• _GIVEN INSTRUCTION_
Below are the records; collect from them each line containing the string "使学生理解最小公倍数的意义".
## Begin SUPPLIED RECORDS
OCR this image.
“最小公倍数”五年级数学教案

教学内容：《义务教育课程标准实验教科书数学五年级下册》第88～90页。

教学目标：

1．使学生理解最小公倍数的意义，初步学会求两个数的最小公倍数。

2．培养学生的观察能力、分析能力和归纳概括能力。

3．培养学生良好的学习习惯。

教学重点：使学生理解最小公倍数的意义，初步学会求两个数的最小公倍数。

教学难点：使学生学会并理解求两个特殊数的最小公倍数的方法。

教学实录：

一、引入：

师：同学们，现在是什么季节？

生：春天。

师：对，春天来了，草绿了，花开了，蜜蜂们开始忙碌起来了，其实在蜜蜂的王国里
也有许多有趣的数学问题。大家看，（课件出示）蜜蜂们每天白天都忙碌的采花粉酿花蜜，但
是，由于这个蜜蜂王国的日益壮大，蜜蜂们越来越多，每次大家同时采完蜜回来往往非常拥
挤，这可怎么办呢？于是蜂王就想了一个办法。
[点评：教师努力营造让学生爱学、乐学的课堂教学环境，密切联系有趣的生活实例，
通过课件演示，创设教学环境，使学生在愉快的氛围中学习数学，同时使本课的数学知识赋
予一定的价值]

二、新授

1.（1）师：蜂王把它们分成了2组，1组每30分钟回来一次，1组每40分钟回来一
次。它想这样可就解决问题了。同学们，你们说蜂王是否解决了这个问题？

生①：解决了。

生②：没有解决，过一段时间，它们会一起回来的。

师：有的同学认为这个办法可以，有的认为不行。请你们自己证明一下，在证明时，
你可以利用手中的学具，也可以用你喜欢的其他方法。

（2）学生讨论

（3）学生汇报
## End SUPPLIED RECORDS
## Begin SUPPLIED RECORDS
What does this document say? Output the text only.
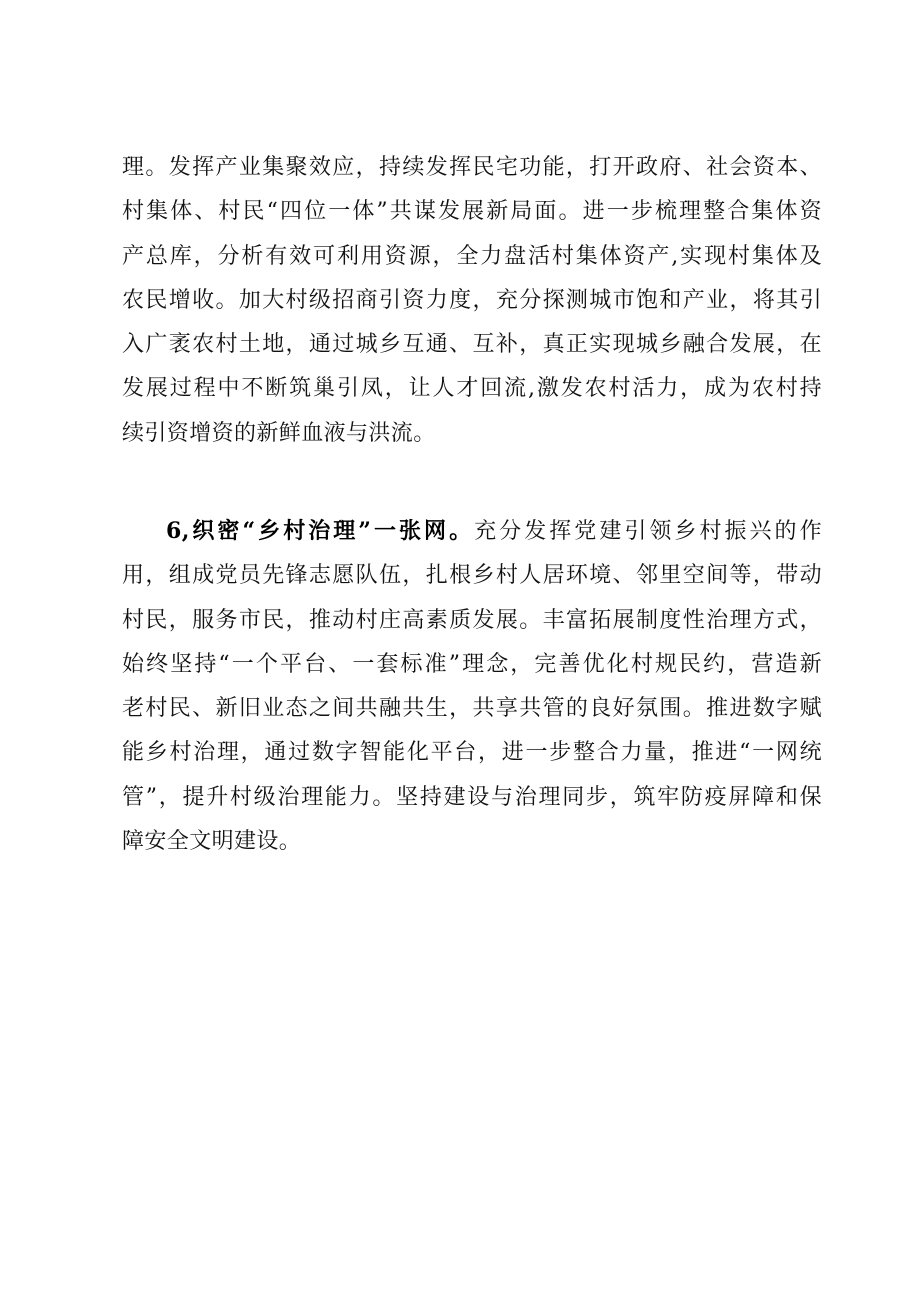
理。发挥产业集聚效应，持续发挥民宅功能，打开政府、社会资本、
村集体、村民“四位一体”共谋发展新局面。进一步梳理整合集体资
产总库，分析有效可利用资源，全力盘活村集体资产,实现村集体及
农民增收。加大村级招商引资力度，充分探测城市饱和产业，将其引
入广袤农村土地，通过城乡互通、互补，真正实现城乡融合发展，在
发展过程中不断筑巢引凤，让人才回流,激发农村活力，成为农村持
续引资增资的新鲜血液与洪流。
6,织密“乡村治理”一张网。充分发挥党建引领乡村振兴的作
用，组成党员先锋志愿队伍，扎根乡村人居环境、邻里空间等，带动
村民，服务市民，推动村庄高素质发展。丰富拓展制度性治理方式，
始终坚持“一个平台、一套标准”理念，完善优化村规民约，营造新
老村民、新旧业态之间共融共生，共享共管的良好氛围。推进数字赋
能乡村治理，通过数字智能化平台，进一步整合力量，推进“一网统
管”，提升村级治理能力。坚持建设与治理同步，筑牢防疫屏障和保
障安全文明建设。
## End SUPPLIED RECORDS
• _CORRECT OUTPUT_
1．使学生理解最小公倍数的意义，初步学会求两个数的最小公倍数。
教学重点：使学生理解最小公倍数的意义，初步学会求两个数的最小公倍数。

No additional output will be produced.